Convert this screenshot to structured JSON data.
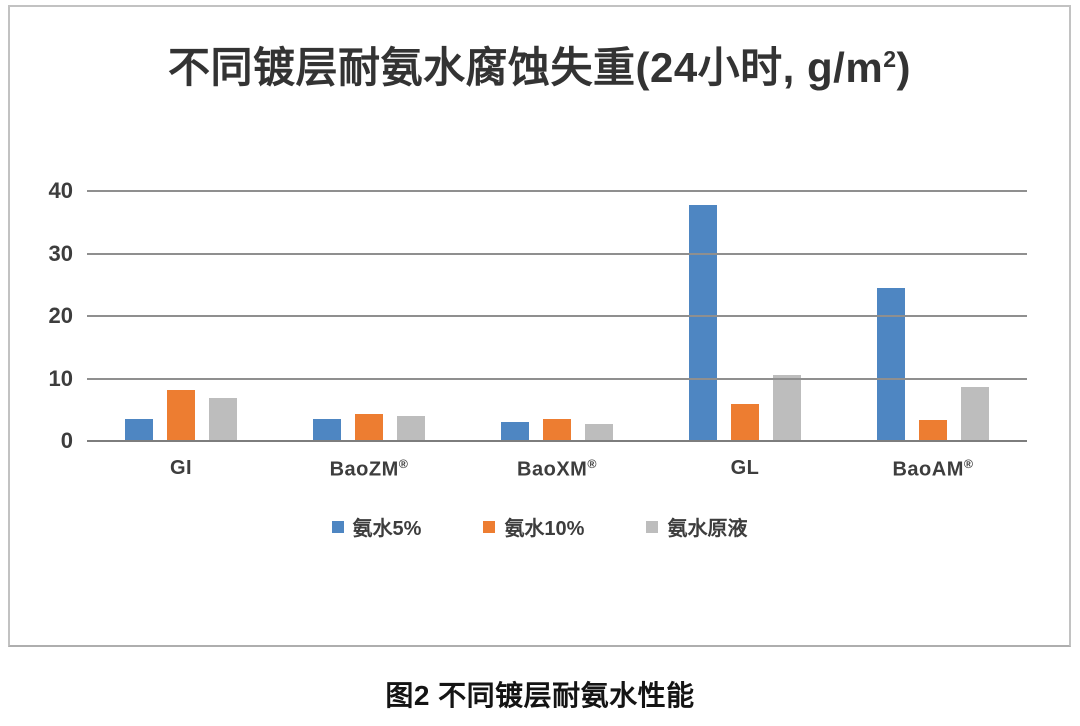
{
  "chart_data": {
    "type": "bar",
    "title": "不同镀层耐氨水腐蚀失重(24小时, g/m²)",
    "title_parts": {
      "main": "不同镀层耐氨水腐蚀失重(24小时, g/m",
      "sup": "2",
      "close": ")"
    },
    "categories": [
      "GI",
      "BaoZM®",
      "BaoXM®",
      "GL",
      "BaoAM®"
    ],
    "series": [
      {
        "name": "氨水5%",
        "color": "#4E86C2",
        "values": [
          3.6,
          3.5,
          3.0,
          37.8,
          24.5
        ]
      },
      {
        "name": "氨水10%",
        "color": "#ED7D31",
        "values": [
          8.2,
          4.3,
          3.5,
          6.0,
          3.4
        ]
      },
      {
        "name": "氨水原液",
        "color": "#BDBDBD",
        "values": [
          6.9,
          4.0,
          2.8,
          10.5,
          8.6
        ]
      }
    ],
    "yticks": [
      0,
      10,
      20,
      30,
      40
    ],
    "ylim": [
      0,
      40
    ],
    "xlabel": "",
    "ylabel": "",
    "grid": true,
    "legend_position": "bottom"
  },
  "caption": "图2 不同镀层耐氨水性能",
  "colors": {
    "series_blue": "#4E86C2",
    "series_orange": "#ED7D31",
    "series_gray": "#BDBDBD",
    "gridline": "#8f8f8f",
    "text": "#3d3d3d",
    "frame_border": "#c2c2c2"
  }
}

(Task goal) Reproduce the full listing faithfully, but do not carry over any pictures.

(Exercise solution)
Convert this screenshot to structured JSON data.
{
  "chart_data": {
    "type": "bar",
    "title": "不同镀层耐氨水腐蚀失重(24小时, g/m²)",
    "title_parts": {
      "main": "不同镀层耐氨水腐蚀失重(24小时, g/m",
      "sup": "2",
      "close": ")"
    },
    "categories": [
      "GI",
      "BaoZM®",
      "BaoXM®",
      "GL",
      "BaoAM®"
    ],
    "series": [
      {
        "name": "氨水5%",
        "color": "#4E86C2",
        "values": [
          3.6,
          3.5,
          3.0,
          37.8,
          24.5
        ]
      },
      {
        "name": "氨水10%",
        "color": "#ED7D31",
        "values": [
          8.2,
          4.3,
          3.5,
          6.0,
          3.4
        ]
      },
      {
        "name": "氨水原液",
        "color": "#BDBDBD",
        "values": [
          6.9,
          4.0,
          2.8,
          10.5,
          8.6
        ]
      }
    ],
    "yticks": [
      0,
      10,
      20,
      30,
      40
    ],
    "ylim": [
      0,
      40
    ],
    "xlabel": "",
    "ylabel": "",
    "grid": true,
    "legend_position": "bottom"
  },
  "caption": "图2 不同镀层耐氨水性能",
  "colors": {
    "series_blue": "#4E86C2",
    "series_orange": "#ED7D31",
    "series_gray": "#BDBDBD",
    "gridline": "#8f8f8f",
    "text": "#3d3d3d",
    "frame_border": "#c2c2c2"
  }
}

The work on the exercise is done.